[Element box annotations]
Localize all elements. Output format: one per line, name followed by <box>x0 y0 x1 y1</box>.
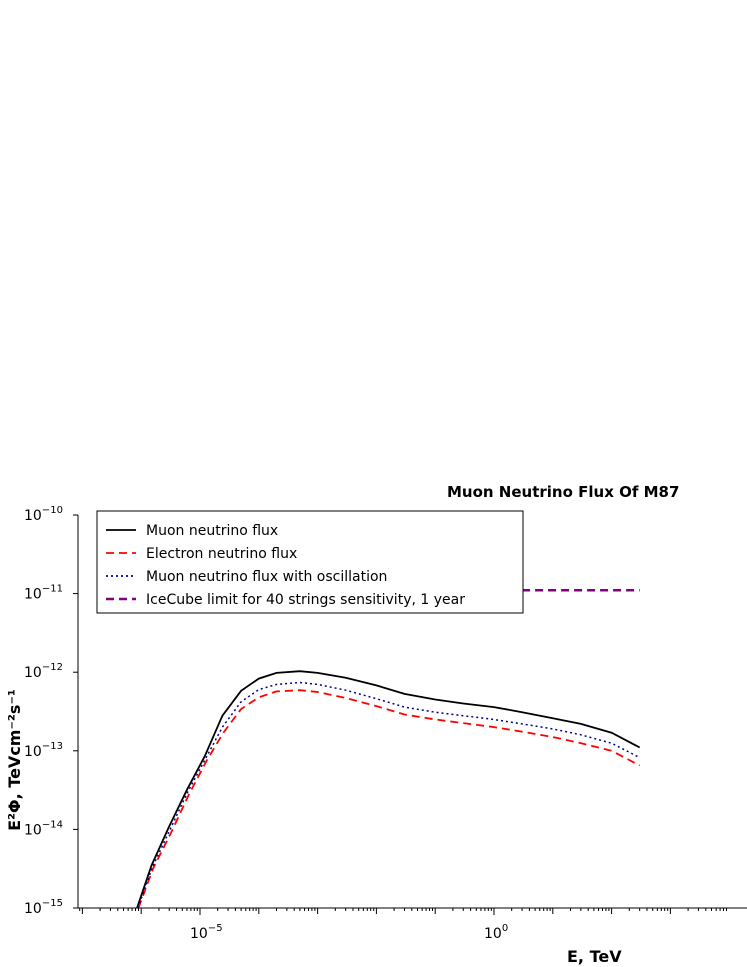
y-ticks: 10−10 10−11 10−12 10−13 10−14 10−15 <box>24 505 78 917</box>
legend-items: Muon neutrino flux Electron neutrino flux… <box>106 523 465 608</box>
x-ticks: 10−5 100 <box>190 908 508 942</box>
legend: Muon neutrino flux Electron neutrino flux… <box>96 510 524 614</box>
legend-label: Muon neutrino flux with oscillation <box>146 569 387 585</box>
y-tick-exponent: −11 <box>42 584 63 595</box>
legend-label: Muon neutrino flux <box>146 523 278 539</box>
x-tick-label: 100 <box>484 923 508 942</box>
y-tick-exponent: −13 <box>42 741 63 752</box>
y-tick-label: 10−12 <box>24 662 63 681</box>
y-tick-exponent: −10 <box>42 505 63 516</box>
y-tick-label: 10−10 <box>24 505 63 524</box>
y-axis-label: E²Φ, TeVcm⁻²s⁻¹ <box>5 689 24 831</box>
series-line-1 <box>136 670 641 908</box>
series-layer <box>136 589 641 908</box>
chart-title: Muon Neutrino Flux Of M87 <box>447 483 679 501</box>
y-tick-label: 10−15 <box>24 898 63 917</box>
y-tick-exponent: −15 <box>42 898 63 909</box>
x-tick-label: 10−5 <box>190 923 223 942</box>
y-tick-label: 10−13 <box>24 741 63 760</box>
legend-label: IceCube limit for 40 strings sensitivity… <box>146 592 465 608</box>
plot-frame <box>77 515 747 909</box>
x-axis-label: E, TeV <box>567 947 622 966</box>
x-tick-exponent: −5 <box>208 923 223 934</box>
x-tick-exponent: 0 <box>502 923 508 934</box>
series-line-2 <box>137 689 641 908</box>
x-minor-ticks <box>79 908 728 914</box>
y-tick-exponent: −12 <box>42 662 63 673</box>
legend-box <box>96 510 524 614</box>
y-tick-exponent: −14 <box>42 819 63 830</box>
y-tick-label: 10−14 <box>24 819 63 838</box>
series-line-3 <box>137 681 641 908</box>
legend-label: Electron neutrino flux <box>146 546 297 562</box>
y-tick-label: 10−11 <box>24 584 63 603</box>
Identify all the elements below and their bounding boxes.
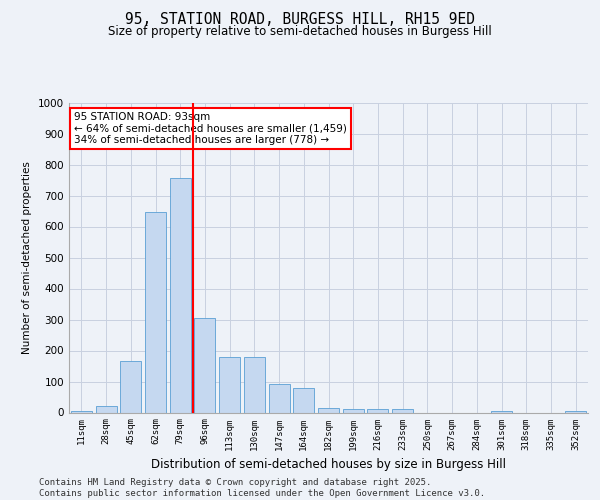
Bar xyxy=(293,388,314,412)
Text: 95, STATION ROAD, BURGESS HILL, RH15 9ED: 95, STATION ROAD, BURGESS HILL, RH15 9ED xyxy=(125,12,475,28)
Text: Contains HM Land Registry data © Crown copyright and database right 2025.
Contai: Contains HM Land Registry data © Crown c… xyxy=(39,478,485,498)
Bar xyxy=(343,409,364,412)
Bar xyxy=(269,384,290,412)
Bar xyxy=(145,212,166,412)
Bar xyxy=(120,362,141,412)
Bar xyxy=(491,411,512,412)
Bar xyxy=(194,318,215,412)
Bar xyxy=(367,410,388,412)
Bar xyxy=(71,411,92,412)
Bar xyxy=(95,406,116,412)
Bar xyxy=(219,356,240,412)
Bar xyxy=(244,356,265,412)
Y-axis label: Number of semi-detached properties: Number of semi-detached properties xyxy=(22,161,32,354)
Bar xyxy=(565,411,586,412)
Bar xyxy=(392,409,413,412)
Bar xyxy=(318,408,339,412)
Text: Size of property relative to semi-detached houses in Burgess Hill: Size of property relative to semi-detach… xyxy=(108,25,492,38)
Bar xyxy=(170,178,191,412)
Text: 95 STATION ROAD: 93sqm
← 64% of semi-detached houses are smaller (1,459)
34% of : 95 STATION ROAD: 93sqm ← 64% of semi-det… xyxy=(74,112,347,145)
X-axis label: Distribution of semi-detached houses by size in Burgess Hill: Distribution of semi-detached houses by … xyxy=(151,458,506,471)
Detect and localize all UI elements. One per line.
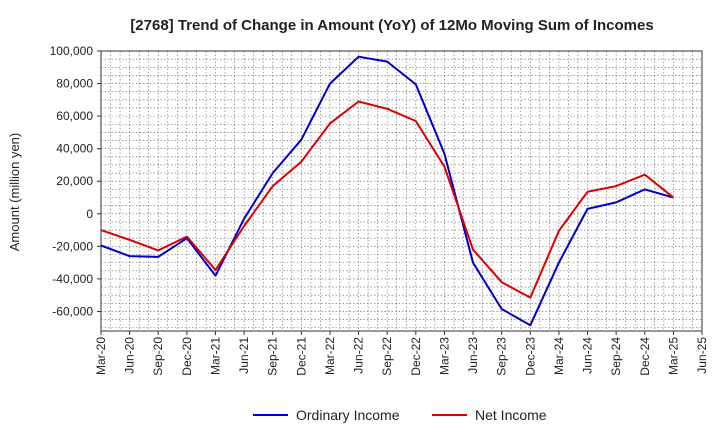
y-tick-label: -20,000 <box>52 239 93 253</box>
y-tick-label: 100,000 <box>50 44 94 58</box>
x-tick-label: Dec-24 <box>638 337 652 376</box>
x-tick-label: Mar-20 <box>94 337 108 375</box>
x-tick-label: Sep-22 <box>380 337 394 376</box>
x-tick-label: Jun-20 <box>123 337 137 374</box>
x-tick-label: Dec-21 <box>294 337 308 376</box>
y-tick-label: 60,000 <box>56 109 93 123</box>
y-tick-label: -40,000 <box>52 272 93 286</box>
x-tick-label: Dec-22 <box>409 337 423 376</box>
x-tick-label: Jun-25 <box>695 337 709 374</box>
x-tick-label: Mar-24 <box>552 337 566 375</box>
series-line-net-income <box>100 100 675 299</box>
x-tick-label: Sep-23 <box>495 337 509 376</box>
plot-area: -60,000 -40,000 -20,000 0 20,000 40,000 60,000… <box>50 44 709 376</box>
plot-frame <box>100 50 703 332</box>
x-tick-label: Dec-20 <box>180 337 194 376</box>
plot-background <box>101 51 702 331</box>
series-line-ordinary-income <box>100 55 674 327</box>
legend-label-ordinary-income: Ordinary Income <box>296 407 400 423</box>
y-axis-label: Amount (million yen) <box>7 133 22 252</box>
y-tick-label: 80,000 <box>56 77 93 91</box>
y-tick-label: -60,000 <box>52 304 93 318</box>
legend-label-net-income: Net Income <box>475 407 547 423</box>
chart-title: [2768] Trend of Change in Amount (YoY) o… <box>130 17 653 34</box>
y-tick-label: 40,000 <box>56 142 93 156</box>
x-tick-label: Sep-24 <box>609 337 623 376</box>
x-tick-label: Mar-21 <box>208 337 222 375</box>
x-tick-label: Jun-23 <box>466 337 480 374</box>
x-tick-label: Mar-23 <box>437 337 451 375</box>
x-tick-label: Jun-21 <box>237 337 251 374</box>
x-tick-label: Jun-22 <box>352 337 366 374</box>
x-tick-label: Jun-24 <box>581 337 595 374</box>
x-tick-label: Sep-20 <box>151 337 165 376</box>
legend: Ordinary Income Net Income <box>253 407 547 423</box>
y-tick-label: 0 <box>86 207 93 221</box>
y-tick-label: 20,000 <box>56 174 93 188</box>
x-tick-label: Sep-21 <box>266 337 280 376</box>
x-tick-label: Mar-22 <box>323 337 337 375</box>
x-tick-label: Mar-25 <box>666 337 680 375</box>
x-tick-label: Dec-23 <box>523 337 537 376</box>
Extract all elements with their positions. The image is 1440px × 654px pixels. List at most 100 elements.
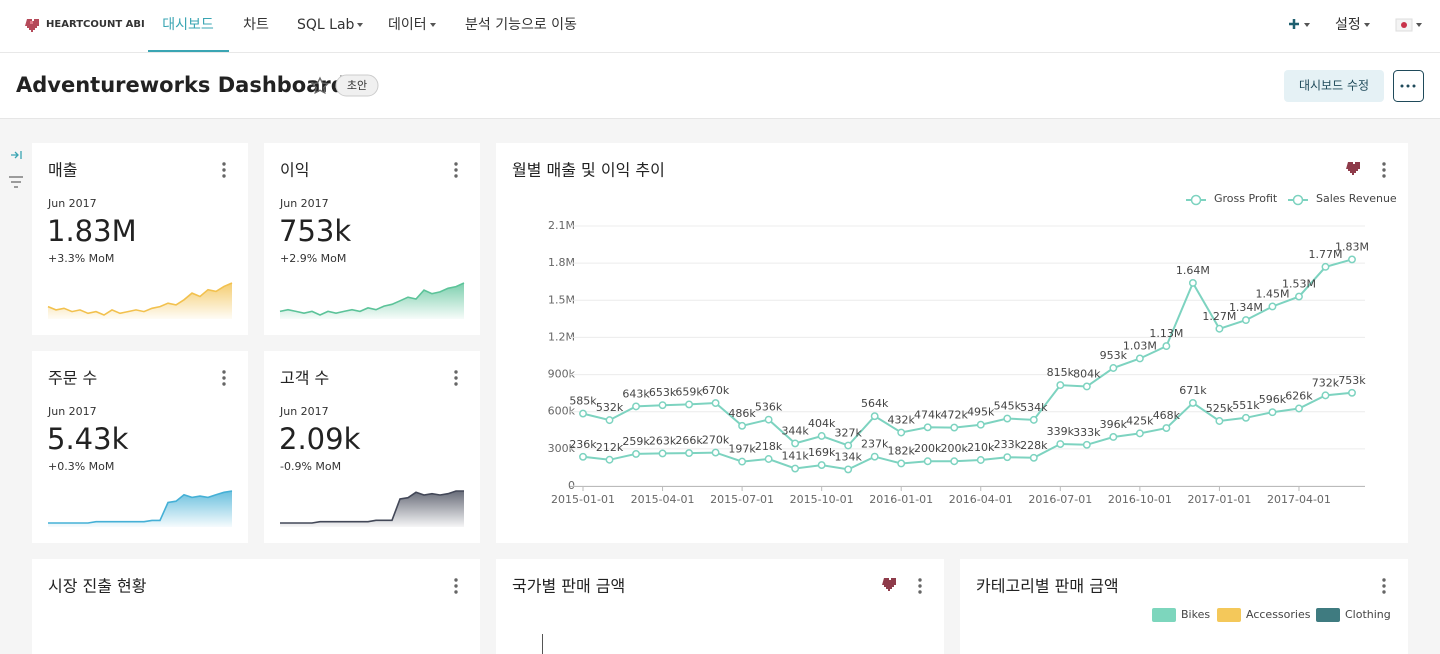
data-point [632, 402, 640, 411]
favorite-star[interactable] [310, 76, 330, 95]
data-point [632, 449, 640, 458]
nav-item[interactable]: SQL Lab [297, 17, 355, 33]
data-label: 233k [994, 438, 1022, 451]
data-point [1295, 404, 1303, 413]
x-tick-label: 2015-07-01 [710, 493, 774, 506]
logo[interactable]: HEARTCOUNT ABI [25, 19, 145, 32]
data-point [950, 457, 959, 466]
nav-item[interactable]: 데이터 [388, 17, 427, 33]
sparkline-area [280, 283, 464, 319]
nav-item[interactable]: 분석 기능으로 이동 [465, 17, 577, 33]
data-label: 333k [1073, 426, 1101, 439]
legend-marker [1190, 194, 1202, 206]
x-tick-label: 2016-07-01 [1028, 493, 1092, 506]
panel-title: 카테고리별 판매 금액 [976, 577, 1119, 596]
panel-menu[interactable] [1382, 578, 1386, 594]
data-label: 182k [888, 444, 916, 457]
chart-card [496, 143, 1408, 543]
data-point [1109, 364, 1118, 372]
y-tick-label: 1.8M [548, 256, 575, 269]
data-label: 1.64M [1176, 264, 1210, 277]
kpi-menu-dot [222, 370, 226, 374]
data-point [1241, 316, 1250, 325]
data-label: 1.34M [1229, 301, 1263, 314]
legend-swatch [1217, 608, 1241, 622]
x-tick-label: 2017-04-01 [1267, 493, 1331, 506]
data-label: 259k [622, 435, 650, 448]
data-label: 545k [994, 400, 1022, 413]
kpi-period: Jun 2017 [47, 197, 97, 210]
data-label: 1.45M [1255, 287, 1289, 300]
kpi-title: 매출 [48, 161, 77, 180]
kpi-menu-dot [454, 174, 458, 178]
data-label: 236k [569, 438, 597, 451]
data-point [1029, 453, 1038, 462]
kpi-menu-dot [222, 162, 226, 166]
data-label: 218k [755, 440, 783, 453]
sparkline [48, 490, 233, 524]
data-label: 804k [1073, 367, 1101, 380]
data-point [817, 461, 826, 470]
data-label: 210k [967, 441, 995, 454]
legend-label: Gross Profit [1214, 192, 1278, 205]
caret [430, 23, 436, 27]
data-point [923, 457, 932, 466]
data-point [976, 420, 985, 429]
data-point [923, 423, 932, 432]
kpi-title: 이익 [280, 161, 309, 180]
filter-icon[interactable] [9, 176, 23, 188]
data-label: 404k [808, 417, 836, 430]
data-point [1321, 262, 1330, 271]
edit-dashboard-button[interactable] [1284, 70, 1384, 102]
data-label: 270k [702, 434, 730, 447]
panel-card [496, 559, 944, 654]
data-label: 551k [1232, 399, 1260, 412]
data-point [1082, 382, 1091, 391]
y-tick-label: 1.2M [548, 330, 575, 343]
kpi-menu-dot [222, 168, 226, 172]
panel-title: 시장 진출 현황 [48, 577, 147, 596]
panel-menu[interactable] [454, 578, 458, 594]
nav-item[interactable]: 대시보드 [162, 17, 214, 33]
data-label: 643k [622, 387, 650, 400]
data-point [685, 449, 694, 458]
sidebar-expand[interactable] [11, 151, 22, 159]
data-point [1135, 429, 1144, 438]
data-point [1215, 417, 1224, 425]
nav-item[interactable]: 차트 [243, 17, 269, 33]
data-label: 815k [1047, 366, 1075, 379]
panel-menu[interactable] [918, 578, 922, 594]
language-flag[interactable] [1395, 18, 1422, 32]
series-line [582, 391, 1353, 471]
data-label: 327k [834, 427, 862, 440]
data-label: 344k [781, 424, 809, 437]
panel-title: 국가별 판매 금액 [512, 577, 625, 596]
kpi-change: -0.9% MoM [280, 460, 341, 473]
data-label: 525k [1206, 402, 1234, 415]
kpi-title: 주문 수 [48, 369, 97, 388]
x-tick-label: 2015-04-01 [631, 493, 695, 506]
chart-title: 월별 매출 및 이익 추이 [512, 161, 665, 180]
data-point [1162, 342, 1171, 351]
x-tick-label: 2016-01-01 [869, 493, 933, 506]
kpi-menu-dot [454, 168, 458, 172]
data-point [685, 400, 694, 409]
chart-menu[interactable] [1382, 162, 1386, 178]
logo-text: HEARTCOUNT ABI [46, 19, 145, 30]
data-point [1348, 388, 1356, 397]
data-label: 732k [1312, 376, 1340, 389]
more-dots [1400, 84, 1416, 88]
data-point [791, 464, 800, 473]
data-point [579, 452, 587, 461]
settings-menu[interactable]: 설정 [1335, 17, 1361, 33]
kpi-menu-dot [222, 174, 226, 178]
legend-swatch [1316, 608, 1340, 622]
data-point [817, 432, 826, 440]
add-button[interactable] [1289, 19, 1310, 29]
data-point [1135, 354, 1144, 363]
sparkline-area [48, 491, 232, 527]
sparkline [47, 282, 233, 316]
kpi-value: 1.83M [47, 214, 137, 248]
status-badge [335, 74, 379, 97]
data-point [764, 415, 773, 424]
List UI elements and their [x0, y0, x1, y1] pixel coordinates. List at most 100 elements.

» Written exercise: Copy the entries verbatim, starting with the line that contains "Bar xyxy=(293,388,314,412)" and going on through the line that contains "Bar xyxy=(145,212,166,412)".

» Exercise response:
Bar xyxy=(293,388,314,412)
Text: 95, STATION ROAD, BURGESS HILL, RH15 9ED: 95, STATION ROAD, BURGESS HILL, RH15 9ED xyxy=(125,12,475,28)
Text: Contains HM Land Registry data © Crown copyright and database right 2025.
Contai: Contains HM Land Registry data © Crown c… xyxy=(39,478,485,498)
Bar xyxy=(343,409,364,412)
Bar xyxy=(269,384,290,412)
Bar xyxy=(145,212,166,412)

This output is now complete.